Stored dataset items

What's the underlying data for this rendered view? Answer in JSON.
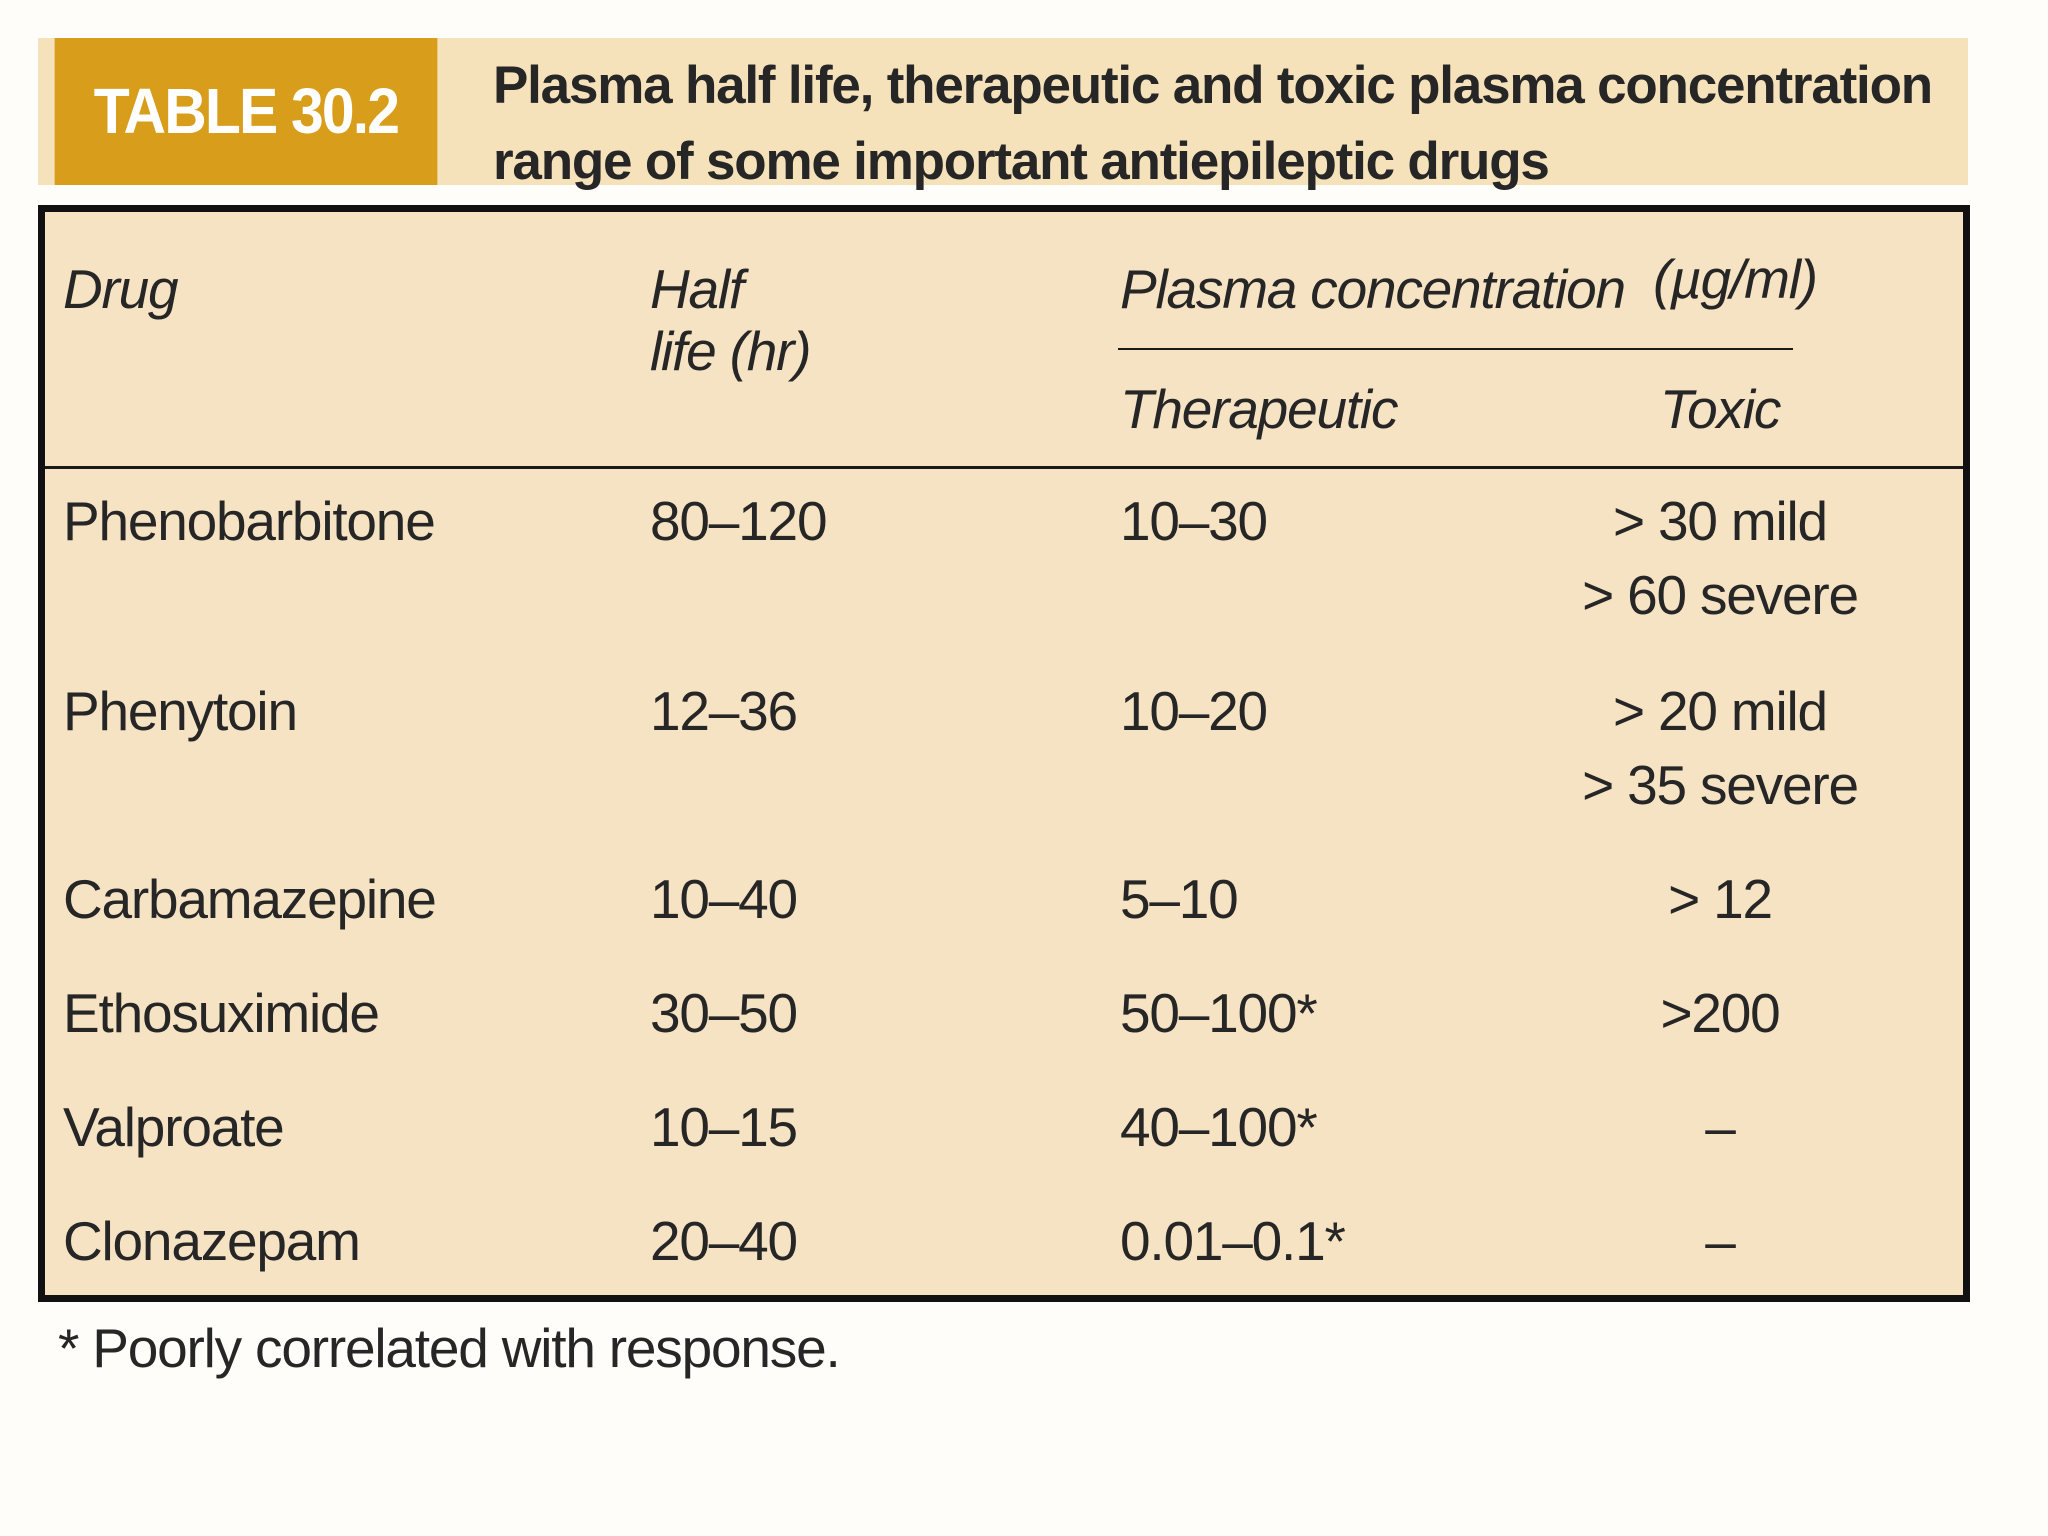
{
  "header": {
    "label": "TABLE 30.2",
    "title_line1": "Plasma half life, therapeutic and toxic plasma concentration",
    "title_line2": "range of some important antiepileptic drugs"
  },
  "columns": {
    "drug": "Drug",
    "half_life_line1": "Half",
    "half_life_line2": "life (hr)",
    "plasma": "Plasma concentration",
    "plasma_unit": "(µg/ml)",
    "therapeutic": "Therapeutic",
    "toxic": "Toxic"
  },
  "rows": [
    {
      "drug": "Phenobarbitone",
      "half_life": "80–120",
      "therapeutic": "10–30",
      "toxic_1": "> 30 mild",
      "toxic_2": "> 60 severe"
    },
    {
      "drug": "Phenytoin",
      "half_life": "12–36",
      "therapeutic": "10–20",
      "toxic_1": "> 20 mild",
      "toxic_2": "> 35 severe"
    },
    {
      "drug": "Carbamazepine",
      "half_life": "10–40",
      "therapeutic": "5–10",
      "toxic_1": "> 12"
    },
    {
      "drug": "Ethosuximide",
      "half_life": "30–50",
      "therapeutic": "50–100*",
      "toxic_1": ">200"
    },
    {
      "drug": "Valproate",
      "half_life": "10–15",
      "therapeutic": "40–100*",
      "toxic_1": "–"
    },
    {
      "drug": "Clonazepam",
      "half_life": "20–40",
      "therapeutic": "0.01–0.1*",
      "toxic_1": "–"
    }
  ],
  "footnote": "* Poorly correlated with response."
}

- [STATED PROBLEM] Tally the lines in this data that hold the word "concentration" and state only the count.

- [OUTPUT BELOW] 2